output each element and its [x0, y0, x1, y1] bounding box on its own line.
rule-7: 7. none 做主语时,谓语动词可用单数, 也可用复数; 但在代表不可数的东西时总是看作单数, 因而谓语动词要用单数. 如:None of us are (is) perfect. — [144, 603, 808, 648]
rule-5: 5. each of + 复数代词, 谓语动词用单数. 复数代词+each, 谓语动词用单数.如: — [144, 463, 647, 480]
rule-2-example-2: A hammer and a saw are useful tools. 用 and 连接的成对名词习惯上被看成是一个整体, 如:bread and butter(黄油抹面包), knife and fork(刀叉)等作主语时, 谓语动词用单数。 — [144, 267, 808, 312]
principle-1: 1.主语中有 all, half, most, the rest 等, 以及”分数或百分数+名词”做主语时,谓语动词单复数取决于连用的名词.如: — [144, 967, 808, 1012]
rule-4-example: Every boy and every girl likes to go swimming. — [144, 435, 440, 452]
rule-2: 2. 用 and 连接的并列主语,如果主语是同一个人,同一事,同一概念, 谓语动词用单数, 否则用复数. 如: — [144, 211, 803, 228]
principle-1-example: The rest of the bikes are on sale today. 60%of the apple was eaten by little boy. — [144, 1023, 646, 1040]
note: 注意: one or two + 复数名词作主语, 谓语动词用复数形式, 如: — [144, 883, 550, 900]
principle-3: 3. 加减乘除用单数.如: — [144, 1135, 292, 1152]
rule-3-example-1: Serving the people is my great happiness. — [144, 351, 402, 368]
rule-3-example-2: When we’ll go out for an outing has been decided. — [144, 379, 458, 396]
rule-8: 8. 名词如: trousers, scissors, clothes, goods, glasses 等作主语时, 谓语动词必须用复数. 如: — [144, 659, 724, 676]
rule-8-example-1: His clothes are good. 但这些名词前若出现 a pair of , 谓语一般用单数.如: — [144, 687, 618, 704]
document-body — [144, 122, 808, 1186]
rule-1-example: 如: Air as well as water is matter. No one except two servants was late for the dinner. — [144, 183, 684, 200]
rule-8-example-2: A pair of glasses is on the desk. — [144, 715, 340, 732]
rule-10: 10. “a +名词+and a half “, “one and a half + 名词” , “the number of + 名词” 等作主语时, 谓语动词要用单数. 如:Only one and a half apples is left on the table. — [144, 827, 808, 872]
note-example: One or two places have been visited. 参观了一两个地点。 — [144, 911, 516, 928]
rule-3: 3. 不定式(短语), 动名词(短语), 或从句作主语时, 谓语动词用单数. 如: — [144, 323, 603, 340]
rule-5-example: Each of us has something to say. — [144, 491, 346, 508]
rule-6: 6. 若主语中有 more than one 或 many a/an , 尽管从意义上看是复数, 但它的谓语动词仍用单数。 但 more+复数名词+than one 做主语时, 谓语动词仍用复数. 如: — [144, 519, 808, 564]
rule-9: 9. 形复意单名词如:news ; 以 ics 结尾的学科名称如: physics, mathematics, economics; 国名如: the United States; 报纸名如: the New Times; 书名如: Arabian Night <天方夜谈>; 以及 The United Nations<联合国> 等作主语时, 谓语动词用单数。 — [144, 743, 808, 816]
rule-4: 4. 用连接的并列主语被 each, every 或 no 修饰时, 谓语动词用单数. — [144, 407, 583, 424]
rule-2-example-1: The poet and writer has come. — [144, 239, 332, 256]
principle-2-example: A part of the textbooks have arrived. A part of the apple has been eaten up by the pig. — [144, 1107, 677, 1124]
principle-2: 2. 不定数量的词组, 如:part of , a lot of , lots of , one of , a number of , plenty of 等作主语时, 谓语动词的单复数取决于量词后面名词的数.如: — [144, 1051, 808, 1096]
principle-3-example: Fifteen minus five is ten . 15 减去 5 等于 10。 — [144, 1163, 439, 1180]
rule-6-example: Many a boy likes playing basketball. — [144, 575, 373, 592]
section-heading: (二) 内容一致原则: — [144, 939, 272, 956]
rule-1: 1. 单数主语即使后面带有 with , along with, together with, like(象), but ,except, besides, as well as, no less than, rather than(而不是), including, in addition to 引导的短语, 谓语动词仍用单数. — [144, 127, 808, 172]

▶ _What to do_: Rewrite the data above as a numbered list with one entry per line, omitting any blank lines.

▶ _Output for this task_:
1. output each element and its [x0, y0, x1, y1] bounding box on its own line.
2. rule-7: 7. none 做主语时,谓语动词可用单数, 也可用复数; 但在代表不可数的东西时总是看作单数, 因而谓语动词要用单数. 如:None of us are (is) perfect. — [144, 603, 808, 648]
3. rule-5: 5. each of + 复数代词, 谓语动词用单数. 复数代词+each, 谓语动词用单数.如: — [144, 463, 647, 480]
4. rule-2-example-2: A hammer and a saw are useful tools. 用 and 连接的成对名词习惯上被看成是一个整体, 如:bread and butter(黄油抹面包), knife and fork(刀叉)等作主语时, 谓语动词用单数。 — [144, 267, 808, 312]
5. principle-1: 1.主语中有 all, half, most, the rest 等, 以及”分数或百分数+名词”做主语时,谓语动词单复数取决于连用的名词.如: — [144, 967, 808, 1012]
6. rule-4-example: Every boy and every girl likes to go swimming. — [144, 435, 440, 452]
7. rule-2: 2. 用 and 连接的并列主语,如果主语是同一个人,同一事,同一概念, 谓语动词用单数, 否则用复数. 如: — [144, 211, 803, 228]
8. principle-1-example: The rest of the bikes are on sale today. 60%of the apple was eaten by little boy. — [144, 1023, 646, 1040]
9. note: 注意: one or two + 复数名词作主语, 谓语动词用复数形式, 如: — [144, 883, 550, 900]
10. principle-3: 3. 加减乘除用单数.如: — [144, 1135, 292, 1152]
11. rule-3-example-1: Serving the people is my great happiness. — [144, 351, 402, 368]
12. rule-3-example-2: When we’ll go out for an outing has been decided. — [144, 379, 458, 396]
13. rule-8: 8. 名词如: trousers, scissors, clothes, goods, glasses 等作主语时, 谓语动词必须用复数. 如: — [144, 659, 724, 676]
14. rule-8-example-1: His clothes are good. 但这些名词前若出现 a pair of , 谓语一般用单数.如: — [144, 687, 618, 704]
15. document-body — [144, 122, 808, 1186]
16. rule-1-example: 如: Air as well as water is matter. No one except two servants was late for the dinner. — [144, 183, 684, 200]
17. rule-8-example-2: A pair of glasses is on the desk. — [144, 715, 340, 732]
18. rule-10: 10. “a +名词+and a half “, “one and a half + 名词” , “the number of + 名词” 等作主语时, 谓语动词要用单数. 如:Only one and a half apples is left on the table. — [144, 827, 808, 872]
19. note-example: One or two places have been visited. 参观了一两个地点。 — [144, 911, 516, 928]
20. rule-3: 3. 不定式(短语), 动名词(短语), 或从句作主语时, 谓语动词用单数. 如: — [144, 323, 603, 340]
21. rule-5-example: Each of us has something to say. — [144, 491, 346, 508]
22. rule-6: 6. 若主语中有 more than one 或 many a/an , 尽管从意义上看是复数, 但它的谓语动词仍用单数。 但 more+复数名词+than one 做主语时, 谓语动词仍用复数. 如: — [144, 519, 808, 564]
23. rule-9: 9. 形复意单名词如:news ; 以 ics 结尾的学科名称如: physics, mathematics, economics; 国名如: the United States; 报纸名如: the New Times; 书名如: Arabian Night <天方夜谈>; 以及 The United Nations<联合国> 等作主语时, 谓语动词用单数。 — [144, 743, 808, 816]
24. rule-4: 4. 用连接的并列主语被 each, every 或 no 修饰时, 谓语动词用单数. — [144, 407, 583, 424]
25. rule-2-example-1: The poet and writer has come. — [144, 239, 332, 256]
26. principle-2-example: A part of the textbooks have arrived. A part of the apple has been eaten up by the pig. — [144, 1107, 677, 1124]
27. principle-2: 2. 不定数量的词组, 如:part of , a lot of , lots of , one of , a number of , plenty of 等作主语时, 谓语动词的单复数取决于量词后面名词的数.如: — [144, 1051, 808, 1096]
28. principle-3-example: Fifteen minus five is ten . 15 减去 5 等于 10。 — [144, 1163, 439, 1180]
29. rule-6-example: Many a boy likes playing basketball. — [144, 575, 373, 592]
30. section-heading: (二) 内容一致原则: — [144, 939, 272, 956]
31. rule-1: 1. 单数主语即使后面带有 with , along with, together with, like(象), but ,except, besides, as well as, no less than, rather than(而不是), including, in addition to 引导的短语, 谓语动词仍用单数. — [144, 127, 808, 172]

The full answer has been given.